━━━━━ Extracted entries ━━━━━

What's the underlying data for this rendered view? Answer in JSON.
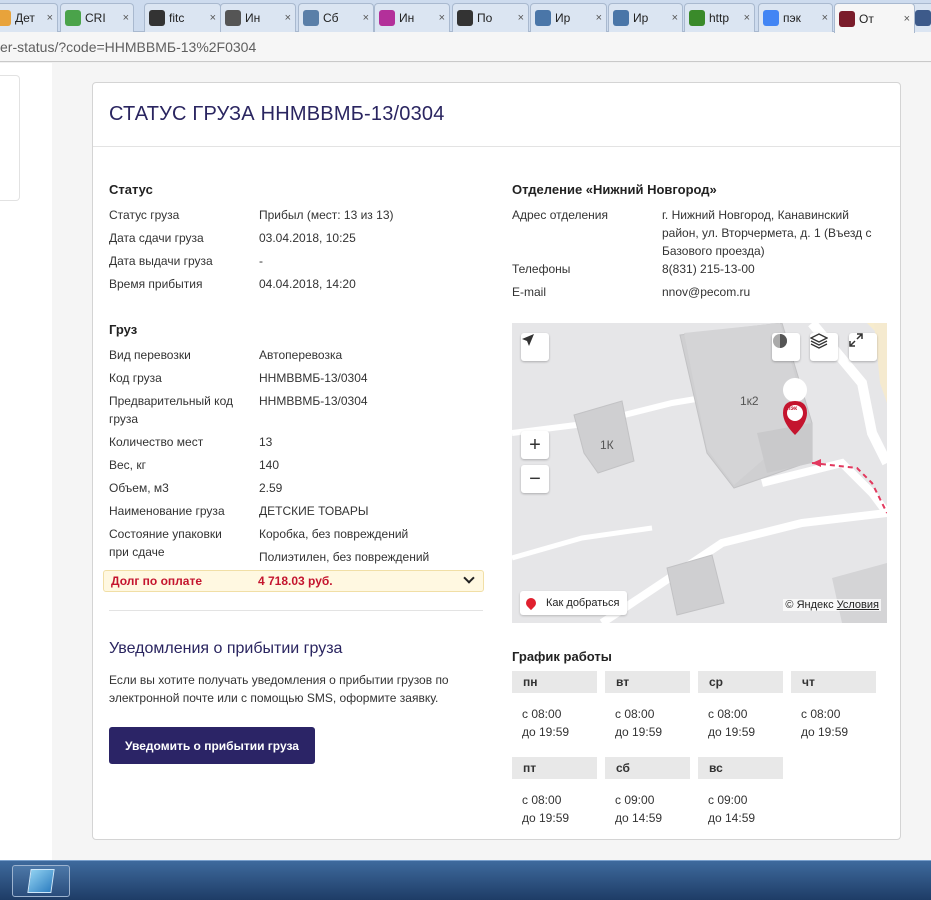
{
  "browser": {
    "tabs": [
      {
        "label": "Дет",
        "icon": "folder-icon",
        "color": "#e8a33b"
      },
      {
        "label": "CRI",
        "icon": "chrome-refresh-icon",
        "color": "#4aa34a"
      },
      {
        "label": "fitc",
        "icon": "bag-icon",
        "color": "#333333"
      },
      {
        "label": "Ин",
        "icon": "phone-icon",
        "color": "#555555"
      },
      {
        "label": "Сб",
        "icon": "nn-icon",
        "color": "#5a7fa8"
      },
      {
        "label": "Ин",
        "icon": "shopping-bag-icon",
        "color": "#b3309a"
      },
      {
        "label": "По",
        "icon": "bag-icon",
        "color": "#333333"
      },
      {
        "label": "Ир",
        "icon": "vk-icon",
        "color": "#4a76a8"
      },
      {
        "label": "Ир",
        "icon": "vk-icon",
        "color": "#4a76a8"
      },
      {
        "label": "http",
        "icon": "whatsapp-icon",
        "color": "#3a8a2a"
      },
      {
        "label": "пэк",
        "icon": "google-icon",
        "color": "#4285f4"
      },
      {
        "label": "От",
        "icon": "pek-icon",
        "color": "#7a1c2a"
      },
      {
        "label": "",
        "icon": "mail-icon",
        "color": "#3d5a8a"
      }
    ],
    "url": "er-status/?code=ННМВВМБ-13%2F0304"
  },
  "page": {
    "title": "СТАТУС ГРУЗА ННМВВМБ-13/0304",
    "status": {
      "heading": "Статус",
      "rows": [
        {
          "label": "Статус груза",
          "value": "Прибыл (мест: 13 из 13)"
        },
        {
          "label": "Дата сдачи груза",
          "value": "03.04.2018, 10:25"
        },
        {
          "label": "Дата выдачи груза",
          "value": "-"
        },
        {
          "label": "Время прибытия",
          "value": "04.04.2018, 14:20"
        }
      ]
    },
    "cargo": {
      "heading": "Груз",
      "rows": [
        {
          "label": "Вид перевозки",
          "value": "Автоперевозка"
        },
        {
          "label": "Код груза",
          "value": "ННМВВМБ-13/0304"
        },
        {
          "label": "Предварительный код груза",
          "value": "ННМВВМБ-13/0304"
        },
        {
          "label": "Количество мест",
          "value": "13"
        },
        {
          "label": "Вес, кг",
          "value": "140"
        },
        {
          "label": "Объем, м3",
          "value": "2.59"
        },
        {
          "label": "Наименование груза",
          "value": "ДЕТСКИЕ ТОВАРЫ"
        },
        {
          "label": "Состояние упаковки при сдаче",
          "value": "Коробка, без повреждений",
          "value2": "Полиэтилен, без повреждений"
        }
      ]
    },
    "debt": {
      "label": "Долг по оплате",
      "value": "4 718.03 руб."
    },
    "notify": {
      "heading": "Уведомления о прибытии груза",
      "text": "Если вы хотите получать уведомления о прибытии грузов по электронной почте или с помощью SMS, оформите заявку.",
      "button": "Уведомить о прибытии груза"
    },
    "office": {
      "heading": "Отделение «Нижний Новгород»",
      "address_label": "Адрес отделения",
      "address": "г. Нижний Новгород, Канавинский район, ул. Вторчермета, д. 1 (Въезд с Базового проезда)",
      "phone_label": "Телефоны",
      "phone": "8(831) 215-13-00",
      "email_label": "E-mail",
      "email": "nnov@pecom.ru"
    },
    "map": {
      "building1": "1к2",
      "building2": "1К",
      "route": "Как добраться",
      "copyright": "© Яндекс",
      "terms": "Условия",
      "pin_label": "пэк"
    },
    "schedule": {
      "heading": "График работы",
      "days": [
        {
          "day": "пн",
          "from": "с 08:00",
          "to": "до 19:59"
        },
        {
          "day": "вт",
          "from": "с 08:00",
          "to": "до 19:59"
        },
        {
          "day": "ср",
          "from": "с 08:00",
          "to": "до 19:59"
        },
        {
          "day": "чт",
          "from": "с 08:00",
          "to": "до 19:59"
        },
        {
          "day": "пт",
          "from": "с 08:00",
          "to": "до 19:59"
        },
        {
          "day": "сб",
          "from": "с 09:00",
          "to": "до 14:59"
        },
        {
          "day": "вс",
          "from": "с 09:00",
          "to": "до 14:59"
        }
      ]
    }
  },
  "colors": {
    "brand": "#2b2466",
    "debt": "#c4142e",
    "pin": "#c4142e"
  }
}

━━━━━

Task to complete » Within the material above, find the lines that contain the word "Новгород"; copy them.

Correct answer »
      "heading": "Отделение «Нижний Новгород»",
      "address": "г. Нижний Новгород, Канавинский район, ул. Вторчермета, д. 1 (Въезд с Базового проезда)",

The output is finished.